#### Records to process ####

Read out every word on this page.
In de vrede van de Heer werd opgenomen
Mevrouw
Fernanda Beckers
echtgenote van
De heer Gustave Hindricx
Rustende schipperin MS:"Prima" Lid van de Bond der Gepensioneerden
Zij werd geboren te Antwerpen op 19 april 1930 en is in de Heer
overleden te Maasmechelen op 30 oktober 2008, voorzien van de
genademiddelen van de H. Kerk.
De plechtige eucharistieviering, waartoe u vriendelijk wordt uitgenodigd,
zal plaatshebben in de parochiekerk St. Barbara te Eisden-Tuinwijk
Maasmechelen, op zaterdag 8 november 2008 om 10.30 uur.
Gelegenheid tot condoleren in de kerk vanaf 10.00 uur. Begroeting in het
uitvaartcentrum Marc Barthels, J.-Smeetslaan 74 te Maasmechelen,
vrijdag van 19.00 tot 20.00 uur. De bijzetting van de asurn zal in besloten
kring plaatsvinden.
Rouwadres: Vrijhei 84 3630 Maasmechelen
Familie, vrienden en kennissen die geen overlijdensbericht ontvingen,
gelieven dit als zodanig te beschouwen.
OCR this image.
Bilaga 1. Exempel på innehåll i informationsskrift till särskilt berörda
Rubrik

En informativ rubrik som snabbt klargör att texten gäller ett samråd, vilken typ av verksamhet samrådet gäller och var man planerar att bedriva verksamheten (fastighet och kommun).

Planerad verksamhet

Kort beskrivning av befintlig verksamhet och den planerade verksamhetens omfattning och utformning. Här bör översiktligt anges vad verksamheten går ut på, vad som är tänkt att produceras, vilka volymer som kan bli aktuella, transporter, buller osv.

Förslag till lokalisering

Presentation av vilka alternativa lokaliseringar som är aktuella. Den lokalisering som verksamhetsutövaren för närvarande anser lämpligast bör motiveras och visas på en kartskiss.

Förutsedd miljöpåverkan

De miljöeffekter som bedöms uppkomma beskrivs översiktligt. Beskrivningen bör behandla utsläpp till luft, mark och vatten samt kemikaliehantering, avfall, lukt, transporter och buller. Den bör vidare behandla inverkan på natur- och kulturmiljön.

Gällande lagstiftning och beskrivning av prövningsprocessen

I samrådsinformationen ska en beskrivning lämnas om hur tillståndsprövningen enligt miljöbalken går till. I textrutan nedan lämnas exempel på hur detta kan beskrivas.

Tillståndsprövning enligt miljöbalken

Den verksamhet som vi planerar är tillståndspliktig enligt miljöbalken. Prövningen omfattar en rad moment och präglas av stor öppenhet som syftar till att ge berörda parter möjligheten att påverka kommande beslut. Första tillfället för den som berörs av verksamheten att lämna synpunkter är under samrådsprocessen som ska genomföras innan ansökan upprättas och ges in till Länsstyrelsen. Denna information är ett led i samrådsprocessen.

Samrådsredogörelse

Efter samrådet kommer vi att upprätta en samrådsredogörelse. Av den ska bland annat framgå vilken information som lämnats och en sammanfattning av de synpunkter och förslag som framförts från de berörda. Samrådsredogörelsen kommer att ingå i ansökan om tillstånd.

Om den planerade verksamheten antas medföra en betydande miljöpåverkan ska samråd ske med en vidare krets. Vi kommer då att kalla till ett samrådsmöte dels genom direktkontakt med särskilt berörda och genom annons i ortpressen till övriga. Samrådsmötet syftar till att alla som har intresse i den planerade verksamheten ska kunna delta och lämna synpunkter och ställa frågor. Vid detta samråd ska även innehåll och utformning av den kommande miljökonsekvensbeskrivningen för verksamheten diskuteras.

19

####

• [Try it]: Across the entries above, find each line with the word "aktuella" and please copy it out.

• [Expected output]:
Kort beskrivning av befintlig verksamhet och den planerade verksamhetens omfattning och utformning. Här bör översiktligt anges vad verksamheten går ut på, vad som är tänkt att produceras, vilka volymer som kan bli aktuella, transporter, buller osv.
Presentation av vilka alternativa lokaliseringar som är aktuella. Den lokalisering som verksamhetsutövaren för närvarande anser lämpligast bör motiveras och visas på en kartskiss.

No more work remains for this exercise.